(Dataset rows)

────

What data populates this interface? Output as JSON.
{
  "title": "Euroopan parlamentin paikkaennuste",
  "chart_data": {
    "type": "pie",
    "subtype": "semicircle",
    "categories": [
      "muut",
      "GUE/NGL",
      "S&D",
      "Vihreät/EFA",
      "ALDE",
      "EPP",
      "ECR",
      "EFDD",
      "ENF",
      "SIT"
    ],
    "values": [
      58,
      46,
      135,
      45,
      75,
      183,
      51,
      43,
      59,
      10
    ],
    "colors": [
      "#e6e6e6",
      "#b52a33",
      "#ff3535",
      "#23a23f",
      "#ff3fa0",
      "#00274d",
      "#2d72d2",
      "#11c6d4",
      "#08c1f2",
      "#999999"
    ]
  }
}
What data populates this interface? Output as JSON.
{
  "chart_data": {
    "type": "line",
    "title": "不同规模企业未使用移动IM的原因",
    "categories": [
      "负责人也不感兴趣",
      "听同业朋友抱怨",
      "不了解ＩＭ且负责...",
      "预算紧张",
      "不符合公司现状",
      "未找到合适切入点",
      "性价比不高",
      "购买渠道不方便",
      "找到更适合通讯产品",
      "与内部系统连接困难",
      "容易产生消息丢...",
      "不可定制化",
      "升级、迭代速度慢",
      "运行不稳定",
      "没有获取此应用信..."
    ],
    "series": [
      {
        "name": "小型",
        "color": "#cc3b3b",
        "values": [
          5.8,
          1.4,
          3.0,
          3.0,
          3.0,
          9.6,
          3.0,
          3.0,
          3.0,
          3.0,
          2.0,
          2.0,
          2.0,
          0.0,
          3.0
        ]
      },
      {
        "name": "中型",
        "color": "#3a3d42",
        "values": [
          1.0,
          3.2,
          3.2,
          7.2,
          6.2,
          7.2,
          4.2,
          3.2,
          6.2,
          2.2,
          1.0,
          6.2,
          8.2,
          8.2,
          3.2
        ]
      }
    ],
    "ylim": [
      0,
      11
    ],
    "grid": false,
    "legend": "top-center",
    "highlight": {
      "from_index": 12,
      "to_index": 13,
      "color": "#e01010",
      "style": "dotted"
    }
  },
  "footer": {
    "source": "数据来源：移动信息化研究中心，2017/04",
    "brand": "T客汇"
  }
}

────

**WRITTEN PROBLEM**
Each line in the material above must be retyped without alteration.

**REPLY**
What data populates this interface? Output as JSON.
{
  "title": "Euroopan parlamentin paikkaennuste",
  "chart_data": {
    "type": "pie",
    "subtype": "semicircle",
    "categories": [
      "muut",
      "GUE/NGL",
      "S&D",
      "Vihreät/EFA",
      "ALDE",
      "EPP",
      "ECR",
      "EFDD",
      "ENF",
      "SIT"
    ],
    "values": [
      58,
      46,
      135,
      45,
      75,
      183,
      51,
      43,
      59,
      10
    ],
    "colors": [
      "#e6e6e6",
      "#b52a33",
      "#ff3535",
      "#23a23f",
      "#ff3fa0",
      "#00274d",
      "#2d72d2",
      "#11c6d4",
      "#08c1f2",
      "#999999"
    ]
  }
}
What data populates this interface? Output as JSON.
{
  "chart_data": {
    "type": "line",
    "title": "不同规模企业未使用移动IM的原因",
    "categories": [
      "负责人也不感兴趣",
      "听同业朋友抱怨",
      "不了解ＩＭ且负责...",
      "预算紧张",
      "不符合公司现状",
      "未找到合适切入点",
      "性价比不高",
      "购买渠道不方便",
      "找到更适合通讯产品",
      "与内部系统连接困难",
      "容易产生消息丢...",
      "不可定制化",
      "升级、迭代速度慢",
      "运行不稳定",
      "没有获取此应用信..."
    ],
    "series": [
      {
        "name": "小型",
        "color": "#cc3b3b",
        "values": [
          5.8,
          1.4,
          3.0,
          3.0,
          3.0,
          9.6,
          3.0,
          3.0,
          3.0,
          3.0,
          2.0,
          2.0,
          2.0,
          0.0,
          3.0
        ]
      },
      {
        "name": "中型",
        "color": "#3a3d42",
        "values": [
          1.0,
          3.2,
          3.2,
          7.2,
          6.2,
          7.2,
          4.2,
          3.2,
          6.2,
          2.2,
          1.0,
          6.2,
          8.2,
          8.2,
          3.2
        ]
      }
    ],
    "ylim": [
      0,
      11
    ],
    "grid": false,
    "legend": "top-center",
    "highlight": {
      "from_index": 12,
      "to_index": 13,
      "color": "#e01010",
      "style": "dotted"
    }
  },
  "footer": {
    "source": "数据来源：移动信息化研究中心，2017/04",
    "brand": "T客汇"
  }
}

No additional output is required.